DESCRIPTION OF THE TASK :: Using the records below, copy out exactly the line that contains "OCR this image." and every line that follows it, up to and including the last, and no others.

DATA EXCERPTS ::
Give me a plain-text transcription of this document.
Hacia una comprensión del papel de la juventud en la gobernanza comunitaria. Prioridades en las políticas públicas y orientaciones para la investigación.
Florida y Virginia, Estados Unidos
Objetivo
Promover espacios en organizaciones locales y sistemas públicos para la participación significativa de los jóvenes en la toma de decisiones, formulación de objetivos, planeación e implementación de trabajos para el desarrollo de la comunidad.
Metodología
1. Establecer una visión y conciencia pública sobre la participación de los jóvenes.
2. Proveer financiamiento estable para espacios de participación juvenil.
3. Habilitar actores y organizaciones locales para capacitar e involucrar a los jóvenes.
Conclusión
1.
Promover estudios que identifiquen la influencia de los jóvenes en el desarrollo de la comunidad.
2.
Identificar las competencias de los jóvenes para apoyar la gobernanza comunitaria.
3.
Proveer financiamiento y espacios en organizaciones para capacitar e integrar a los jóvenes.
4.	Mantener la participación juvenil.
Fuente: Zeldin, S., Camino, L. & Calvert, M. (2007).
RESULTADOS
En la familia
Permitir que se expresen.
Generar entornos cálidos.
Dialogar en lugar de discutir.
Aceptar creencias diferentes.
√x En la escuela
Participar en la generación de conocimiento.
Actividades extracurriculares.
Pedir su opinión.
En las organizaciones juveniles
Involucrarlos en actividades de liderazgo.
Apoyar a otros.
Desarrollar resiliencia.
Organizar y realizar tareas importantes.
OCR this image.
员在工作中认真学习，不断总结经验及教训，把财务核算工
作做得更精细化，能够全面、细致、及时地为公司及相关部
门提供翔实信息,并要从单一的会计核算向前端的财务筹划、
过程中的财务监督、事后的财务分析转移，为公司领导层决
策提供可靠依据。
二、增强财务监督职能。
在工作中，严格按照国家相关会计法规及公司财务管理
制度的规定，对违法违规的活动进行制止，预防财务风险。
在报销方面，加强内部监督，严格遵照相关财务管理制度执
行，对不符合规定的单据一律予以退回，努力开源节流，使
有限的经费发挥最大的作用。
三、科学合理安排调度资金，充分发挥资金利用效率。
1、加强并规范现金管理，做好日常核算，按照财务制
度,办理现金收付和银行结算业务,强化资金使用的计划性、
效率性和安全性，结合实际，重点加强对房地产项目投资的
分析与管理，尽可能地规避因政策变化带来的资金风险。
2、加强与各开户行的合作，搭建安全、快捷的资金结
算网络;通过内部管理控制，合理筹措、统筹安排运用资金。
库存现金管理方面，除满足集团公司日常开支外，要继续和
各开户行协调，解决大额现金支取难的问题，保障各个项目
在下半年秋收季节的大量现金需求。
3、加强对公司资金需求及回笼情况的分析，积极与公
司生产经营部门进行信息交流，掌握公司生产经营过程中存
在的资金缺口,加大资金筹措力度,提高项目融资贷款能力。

ANSWER IN FULL ::
OCR this image.
员在工作中认真学习，不断总结经验及教训，把财务核算工
作做得更精细化，能够全面、细致、及时地为公司及相关部
门提供翔实信息,并要从单一的会计核算向前端的财务筹划、
过程中的财务监督、事后的财务分析转移，为公司领导层决
策提供可靠依据。
二、增强财务监督职能。
在工作中，严格按照国家相关会计法规及公司财务管理
制度的规定，对违法违规的活动进行制止，预防财务风险。
在报销方面，加强内部监督，严格遵照相关财务管理制度执
行，对不符合规定的单据一律予以退回，努力开源节流，使
有限的经费发挥最大的作用。
三、科学合理安排调度资金，充分发挥资金利用效率。
1、加强并规范现金管理，做好日常核算，按照财务制
度,办理现金收付和银行结算业务,强化资金使用的计划性、
效率性和安全性，结合实际，重点加强对房地产项目投资的
分析与管理，尽可能地规避因政策变化带来的资金风险。
2、加强与各开户行的合作，搭建安全、快捷的资金结
算网络;通过内部管理控制，合理筹措、统筹安排运用资金。
库存现金管理方面，除满足集团公司日常开支外，要继续和
各开户行协调，解决大额现金支取难的问题，保障各个项目
在下半年秋收季节的大量现金需求。
3、加强对公司资金需求及回笼情况的分析，积极与公
司生产经营部门进行信息交流，掌握公司生产经营过程中存
在的资金缺口,加大资金筹措力度,提高项目融资贷款能力。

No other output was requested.